_SUPPLIED INFORMATION_.
--- start ---

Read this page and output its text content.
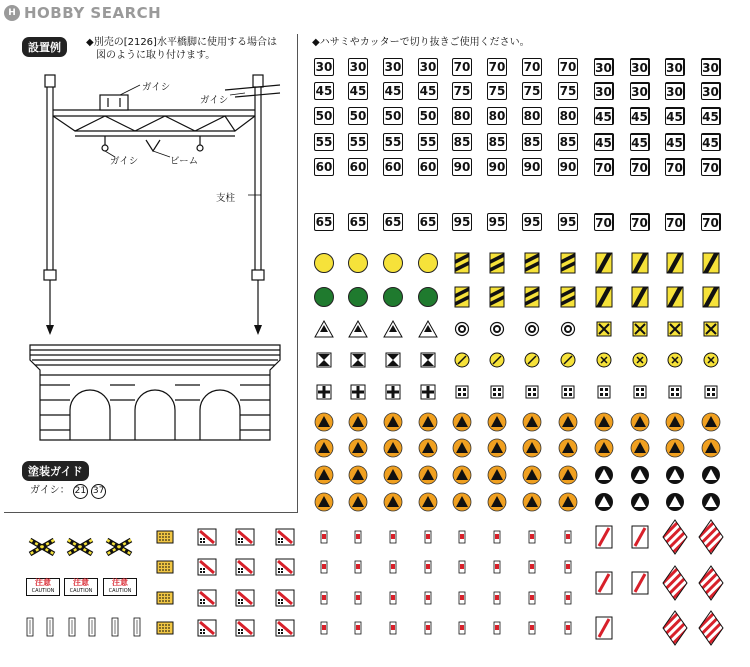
H HOBBY SEARCH
設置例	◆別売の[2126]水平橋脚に使用する場合は
図のように取り付けます。
ガイシ
ガイシ
ガイシ	ビーム
支柱
塗装ガイド
ガイシ： 21 37
◆ハサミやカッターで切り抜きご使用ください。
30 30 30 30 70 70 70 70 30 30 30 30
45 45 45 45 75 75 75 75 30 30 30 30
50 50 50 50 80 80 80 80 45 45 45 45
55 55 55 55 85 85 85 85 45 45 45 45
60 60 60 60 90 90 90 90 70 70 70 70
65 65 65 65 95 95 95 95 70 70 70 70
注意
CAUTION
注意
CAUTION
注意
CAUTION
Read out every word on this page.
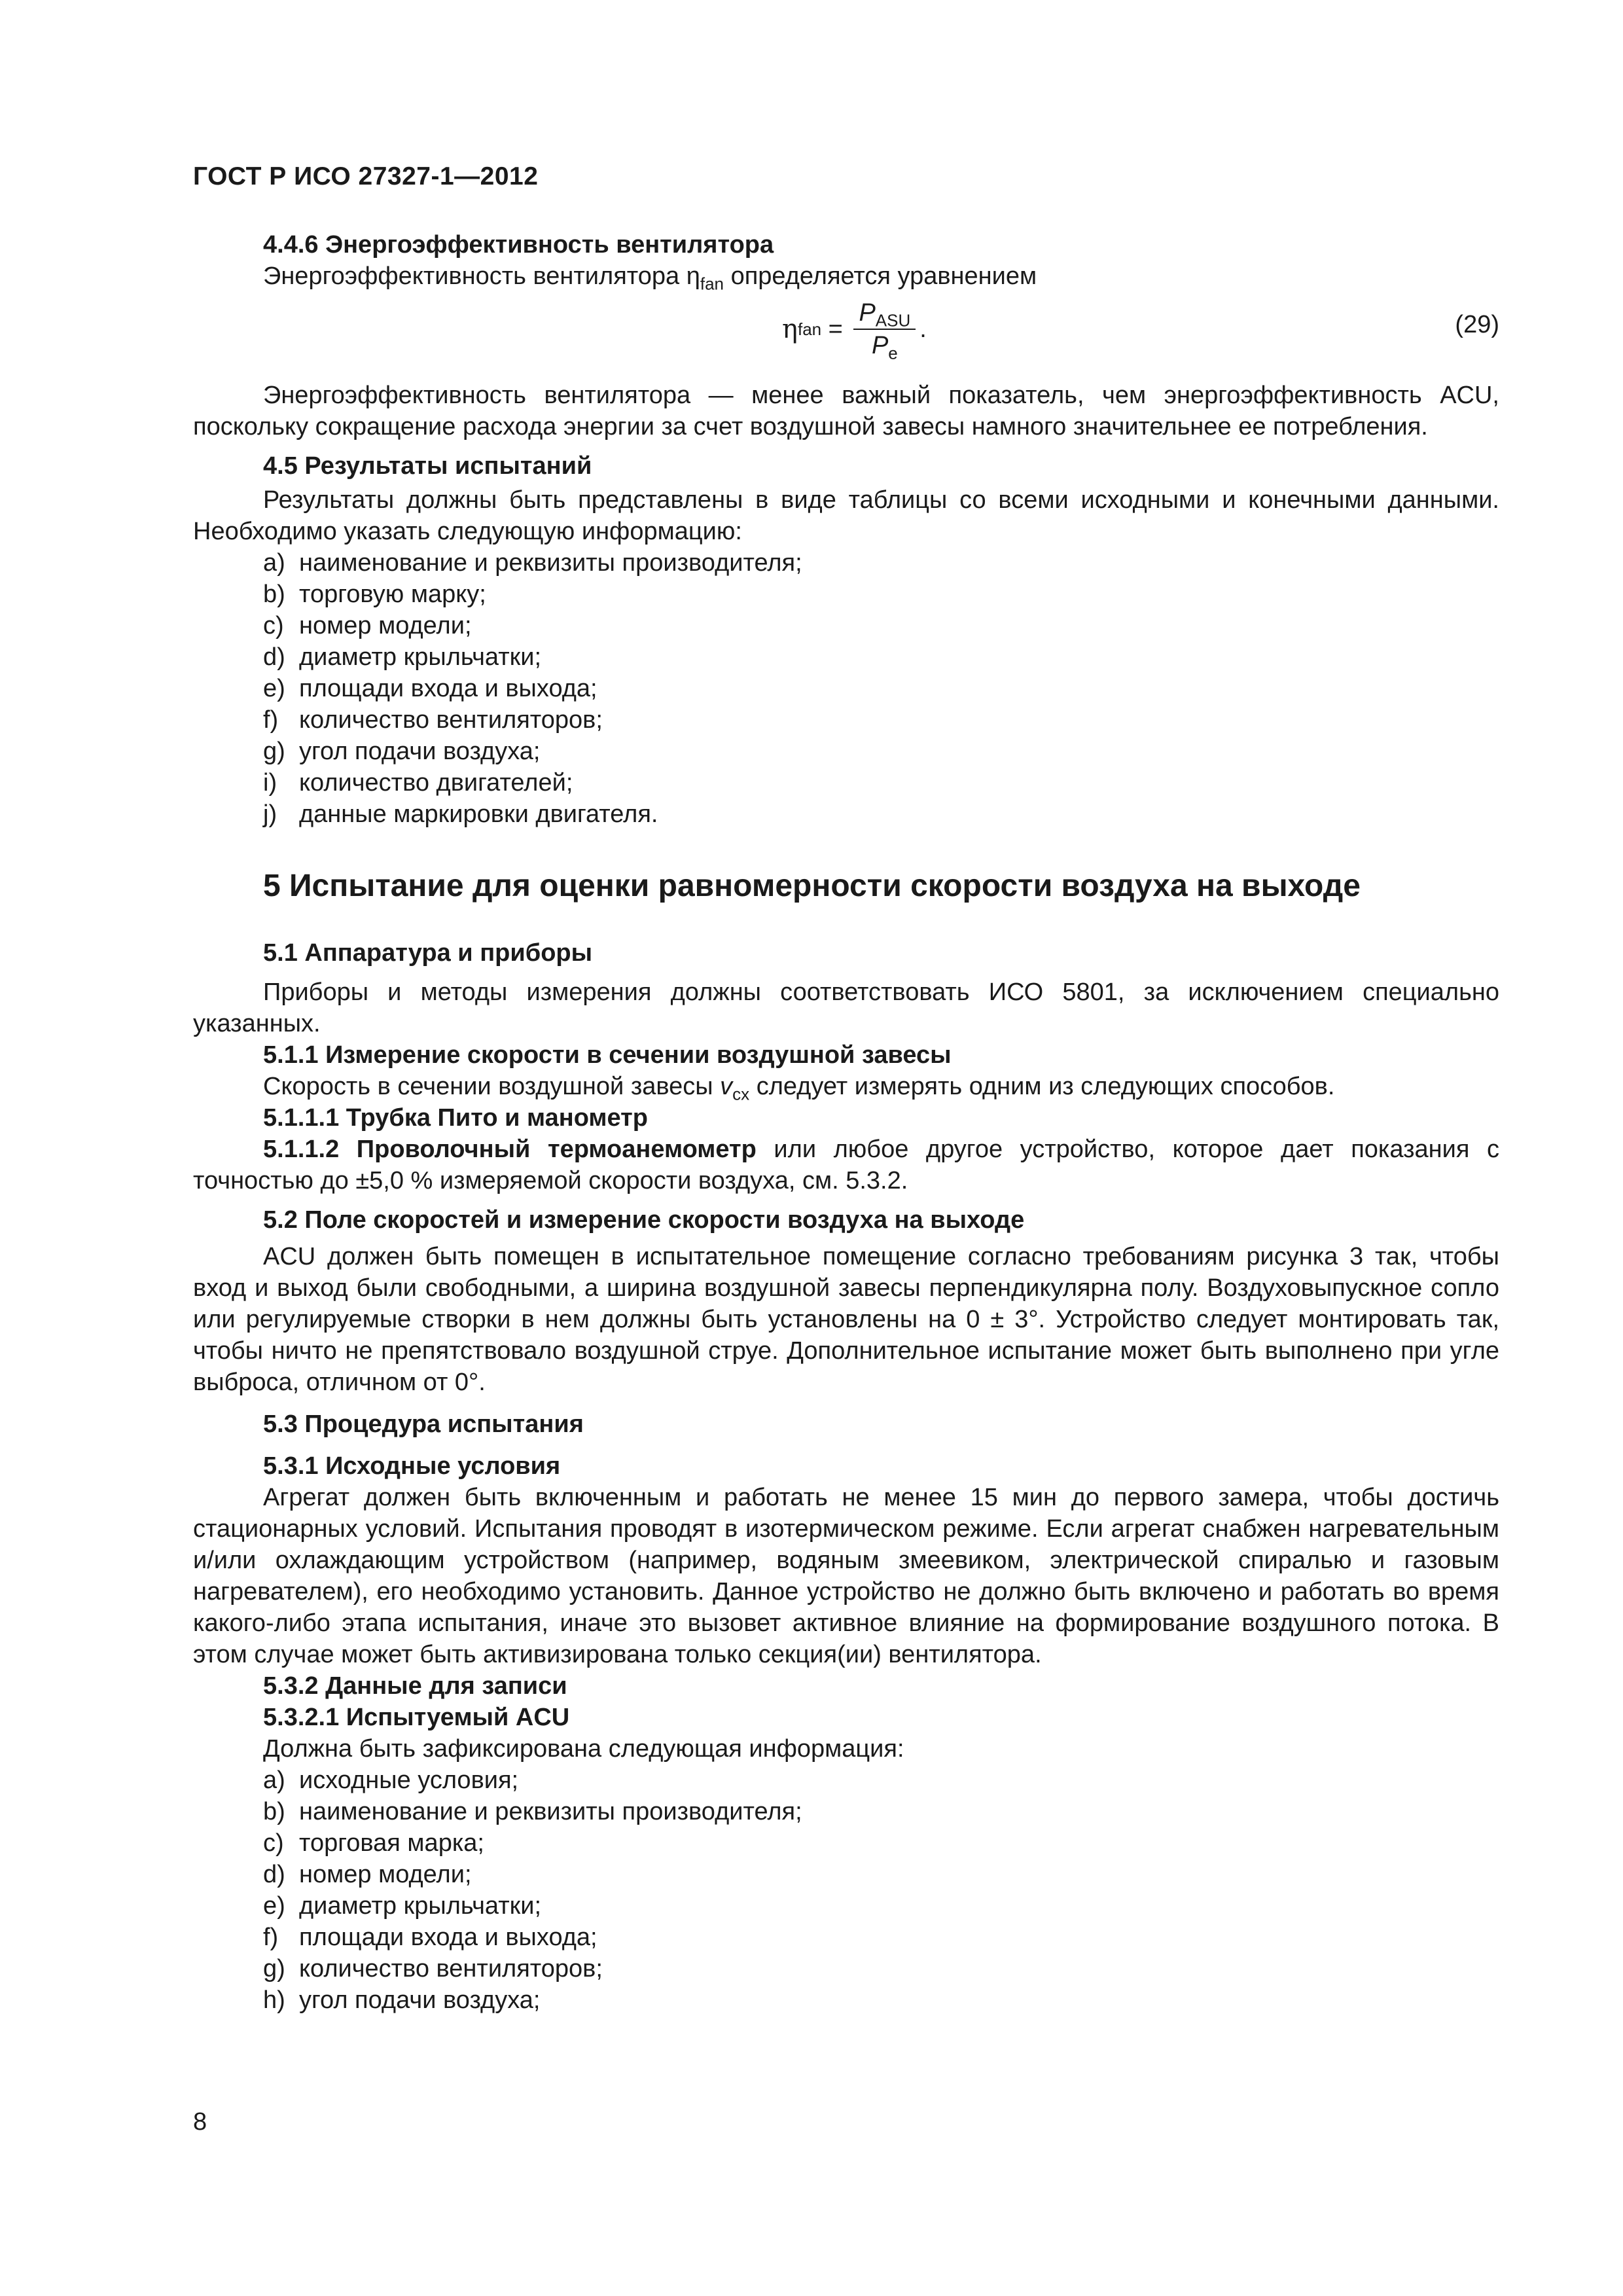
ГОСТ Р ИСО 27327-1—2012
4.4.6 Энергоэффективность вентилятора
Энергоэффективность вентилятора $\eta_{fan}$ определяется уравнением
η fan = $\frac{P_{ASU}}{P_e}$ .	(29)
Энергоэффективность вентилятора — менее важный показатель, чем энергоэффективность ACU, поскольку сокращение расхода энергии за счет воздушной завесы намного значительнее ее потребления.
4.5 Результаты испытаний
Результаты должны быть представлены в виде таблицы со всеми исходными и конечными данными. Необходимо указать следующую информацию:
a) наименование и реквизиты производителя;
b) торговую марку;
c) номер модели;
d) диаметр крыльчатки;
e) площади входа и выхода;
f) количество вентиляторов;
g) угол подачи воздуха;
i) количество двигателей;
j) данные маркировки двигателя.
5 Испытание для оценки равномерности скорости воздуха на выходе
5.1 Аппаратура и приборы
Приборы и методы измерения должны соответствовать ИСО 5801, за исключением специально указанных.
5.1.1 Измерение скорости в сечении воздушной завесы
Скорость в сечении воздушной завесы $v_{cx}$ следует измерять одним из следующих способов.
5.1.1.1 Трубка Пито и манометр
5.1.1.2 Проволочный термоанемометр или любое другое устройство, которое дает показания с точностью до ±5,0 % измеряемой скорости воздуха, см. 5.3.2.
5.2 Поле скоростей и измерение скорости воздуха на выходе
ACU должен быть помещен в испытательное помещение согласно требованиям рисунка 3 так, чтобы вход и выход были свободными, а ширина воздушной завесы перпендикулярна полу. Воздуховыпускное сопло или регулируемые створки в нем должны быть установлены на 0 ± 3°. Устройство следует монтировать так, чтобы ничто не препятствовало воздушной струе. Дополнительное испытание может быть выполнено при угле выброса, отличном от 0°.
5.3 Процедура испытания
5.3.1 Исходные условия
Агрегат должен быть включенным и работать не менее 15 мин до первого замера, чтобы достичь стационарных условий. Испытания проводят в изотермическом режиме. Если агрегат снабжен нагревательным и/или охлаждающим устройством (например, водяным змеевиком, электрической спиралью и газовым нагревателем), его необходимо установить. Данное устройство не должно быть включено и работать во время какого-либо этапа испытания, иначе это вызовет активное влияние на формирование воздушного потока. В этом случае может быть активизирована только секция(ии) вентилятора.
5.3.2 Данные для записи
5.3.2.1 Испытуемый ACU
Должна быть зафиксирована следующая информация:
a) исходные условия;
b) наименование и реквизиты производителя;
c) торговая марка;
d) номер модели;
e) диаметр крыльчатки;
f) площади входа и выхода;
g) количество вентиляторов;
h) угол подачи воздуха;
8
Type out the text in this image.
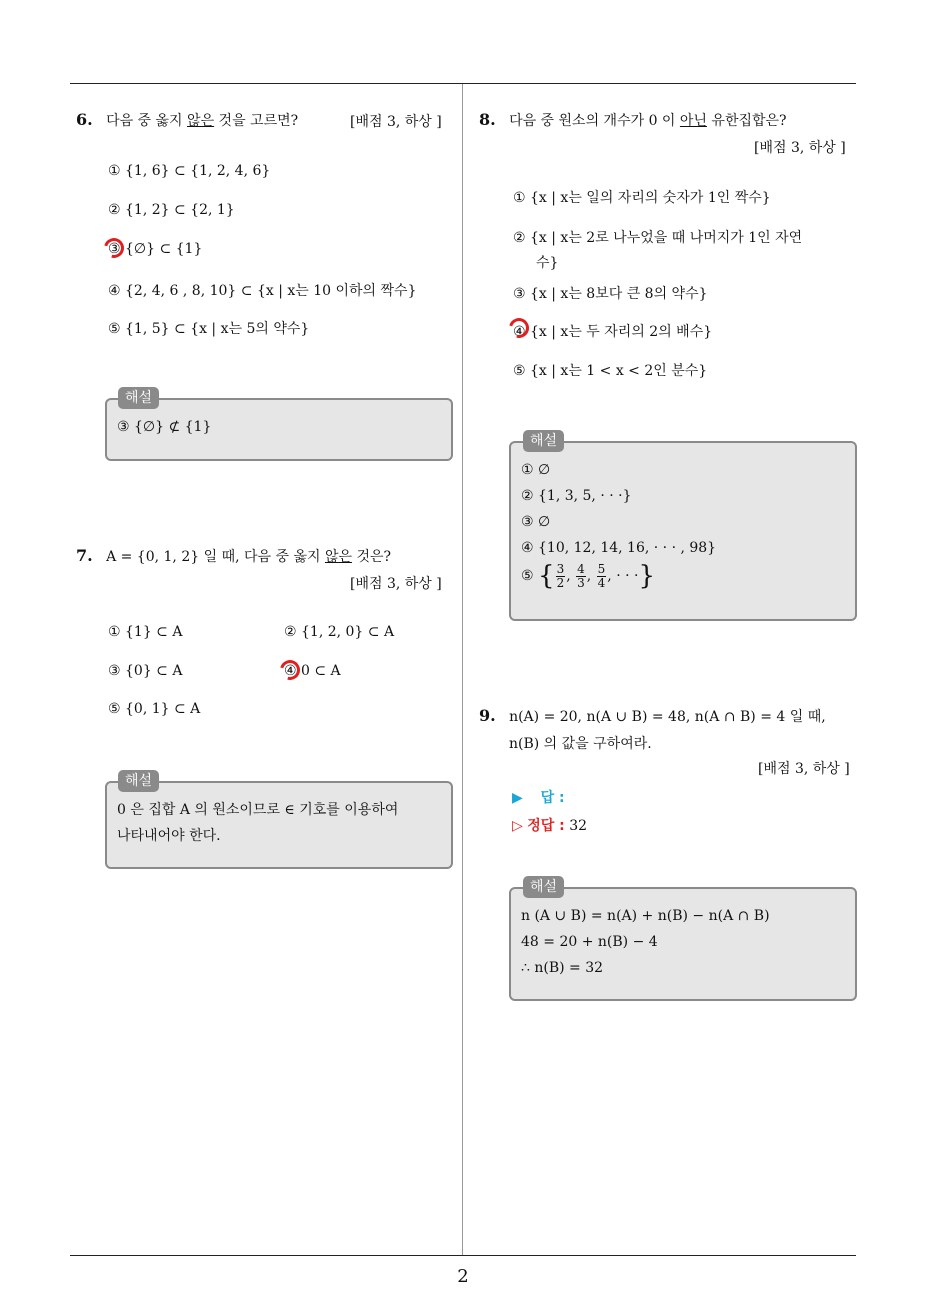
6. 다음 중 옳지 않은 것을 고르면?	[배점 3, 하상 ]
① {1, 6} ⊂ {1, 2, 4, 6}
② {1, 2} ⊂ {2, 1}
③ {∅} ⊂ {1}
④ {2, 4, 6 , 8, 10} ⊂ {x | x는 10 이하의 짝수}
⑤ {1, 5} ⊂ {x | x는 5의 약수}
③ {∅} ⊄ {1}
해설
7. A = {0, 1, 2} 일 때, 다음 중 옳지 않은 것은?
[배점 3, 하상 ]
① {1} ⊂ A	② {1, 2, 0} ⊂ A
③ {0} ⊂ A	④ 0 ⊂ A
⑤ {0, 1} ⊂ A
0 은 집합 A 의 원소이므로 ∈ 기호를 이용하여
나타내어야 한다.
해설
8. 다음 중 원소의 개수가 0 이 아닌 유한집합은?
[배점 3, 하상 ]
① {x | x는 일의 자리의 숫자가 1인 짝수}
② {x | x는 2로 나누었을 때 나머지가 1인 자연
수}
③ {x | x는 8보다 큰 8의 약수}
④ {x | x는 두 자리의 2의 배수}
⑤ {x | x는 1 < x < 2인 분수}
① ∅
② {1, 3, 5, · · ·}
③ ∅
④ {10, 12, 14, 16, · · · , 98}
⑤ { $\frac{3}{2}$ , $\frac{4}{3}$ , $\frac{5}{4}$ , · · ·}
해설
9. n(A) = 20, n(A ∪ B) = 48, n(A ∩ B) = 4 일 때,
n(B) 의 값을 구하여라.
[배점 3, 하상 ]
▶ 답 :
▷ 정답 : 32
n (A ∪ B) = n(A) + n(B) − n(A ∩ B)
48 = 20 + n(B) − 4
∴ n(B) = 32
해설
2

--- end ---

_TASK DIRECTIONS_.
Except for the pictures, give all the material above again verbatim.

_TASK ANSWER_.
Read this page and output its text content.
H HOBBY SEARCH
設置例	◆別売の[2126]水平橋脚に使用する場合は
図のように取り付けます。
ガイシ
ガイシ
ガイシ	ビーム
支柱
塗装ガイド
ガイシ： 21 37
◆ハサミやカッターで切り抜きご使用ください。
30 30 30 30 70 70 70 70 30 30 30 30
45 45 45 45 75 75 75 75 30 30 30 30
50 50 50 50 80 80 80 80 45 45 45 45
55 55 55 55 85 85 85 85 45 45 45 45
60 60 60 60 90 90 90 90 70 70 70 70
65 65 65 65 95 95 95 95 70 70 70 70
注意
CAUTION
注意
CAUTION
注意
CAUTION
Read out every word on this page.
ГОСТ Р ИСО 27327-1—2012
4.4.6 Энергоэффективность вентилятора
Энергоэффективность вентилятора $\eta_{fan}$ определяется уравнением
η fan = $\frac{P_{ASU}}{P_e}$ .	(29)
Энергоэффективность вентилятора — менее важный показатель, чем энергоэффективность ACU, поскольку сокращение расхода энергии за счет воздушной завесы намного значительнее ее потребления.
4.5 Результаты испытаний
Результаты должны быть представлены в виде таблицы со всеми исходными и конечными данными. Необходимо указать следующую информацию:
a) наименование и реквизиты производителя;
b) торговую марку;
c) номер модели;
d) диаметр крыльчатки;
e) площади входа и выхода;
f) количество вентиляторов;
g) угол подачи воздуха;
i) количество двигателей;
j) данные маркировки двигателя.
5 Испытание для оценки равномерности скорости воздуха на выходе
5.1 Аппаратура и приборы
Приборы и методы измерения должны соответствовать ИСО 5801, за исключением специально указанных.
5.1.1 Измерение скорости в сечении воздушной завесы
Скорость в сечении воздушной завесы $v_{cx}$ следует измерять одним из следующих способов.
5.1.1.1 Трубка Пито и манометр
5.1.1.2 Проволочный термоанемометр или любое другое устройство, которое дает показания с точностью до ±5,0 % измеряемой скорости воздуха, см. 5.3.2.
5.2 Поле скоростей и измерение скорости воздуха на выходе
ACU должен быть помещен в испытательное помещение согласно требованиям рисунка 3 так, чтобы вход и выход были свободными, а ширина воздушной завесы перпендикулярна полу. Воздуховыпускное сопло или регулируемые створки в нем должны быть установлены на 0 ± 3°. Устройство следует монтировать так, чтобы ничто не препятствовало воздушной струе. Дополнительное испытание может быть выполнено при угле выброса, отличном от 0°.
5.3 Процедура испытания
5.3.1 Исходные условия
Агрегат должен быть включенным и работать не менее 15 мин до первого замера, чтобы достичь стационарных условий. Испытания проводят в изотермическом режиме. Если агрегат снабжен нагревательным и/или охлаждающим устройством (например, водяным змеевиком, электрической спиралью и газовым нагревателем), его необходимо установить. Данное устройство не должно быть включено и работать во время какого-либо этапа испытания, иначе это вызовет активное влияние на формирование воздушного потока. В этом случае может быть активизирована только секция(ии) вентилятора.
5.3.2 Данные для записи
5.3.2.1 Испытуемый ACU
Должна быть зафиксирована следующая информация:
a) исходные условия;
b) наименование и реквизиты производителя;
c) торговая марка;
d) номер модели;
e) диаметр крыльчатки;
f) площади входа и выхода;
g) количество вентиляторов;
h) угол подачи воздуха;
8
Type out the text in this image.
6. 다음 중 옳지 않은 것을 고르면?	[배점 3, 하상 ]
① {1, 6} ⊂ {1, 2, 4, 6}
② {1, 2} ⊂ {2, 1}
③ {∅} ⊂ {1}
④ {2, 4, 6 , 8, 10} ⊂ {x | x는 10 이하의 짝수}
⑤ {1, 5} ⊂ {x | x는 5의 약수}
③ {∅} ⊄ {1}
해설
7. A = {0, 1, 2} 일 때, 다음 중 옳지 않은 것은?
[배점 3, 하상 ]
① {1} ⊂ A	② {1, 2, 0} ⊂ A
③ {0} ⊂ A	④ 0 ⊂ A
⑤ {0, 1} ⊂ A
0 은 집합 A 의 원소이므로 ∈ 기호를 이용하여
나타내어야 한다.
해설
8. 다음 중 원소의 개수가 0 이 아닌 유한집합은?
[배점 3, 하상 ]
① {x | x는 일의 자리의 숫자가 1인 짝수}
② {x | x는 2로 나누었을 때 나머지가 1인 자연
수}
③ {x | x는 8보다 큰 8의 약수}
④ {x | x는 두 자리의 2의 배수}
⑤ {x | x는 1 < x < 2인 분수}
① ∅
② {1, 3, 5, · · ·}
③ ∅
④ {10, 12, 14, 16, · · · , 98}
⑤ { $\frac{3}{2}$ , $\frac{4}{3}$ , $\frac{5}{4}$ , · · ·}
해설
9. n(A) = 20, n(A ∪ B) = 48, n(A ∩ B) = 4 일 때,
n(B) 의 값을 구하여라.
[배점 3, 하상 ]
▶ 답 :
▷ 정답 : 32
n (A ∪ B) = n(A) + n(B) − n(A ∩ B)
48 = 20 + n(B) − 4
∴ n(B) = 32
해설
2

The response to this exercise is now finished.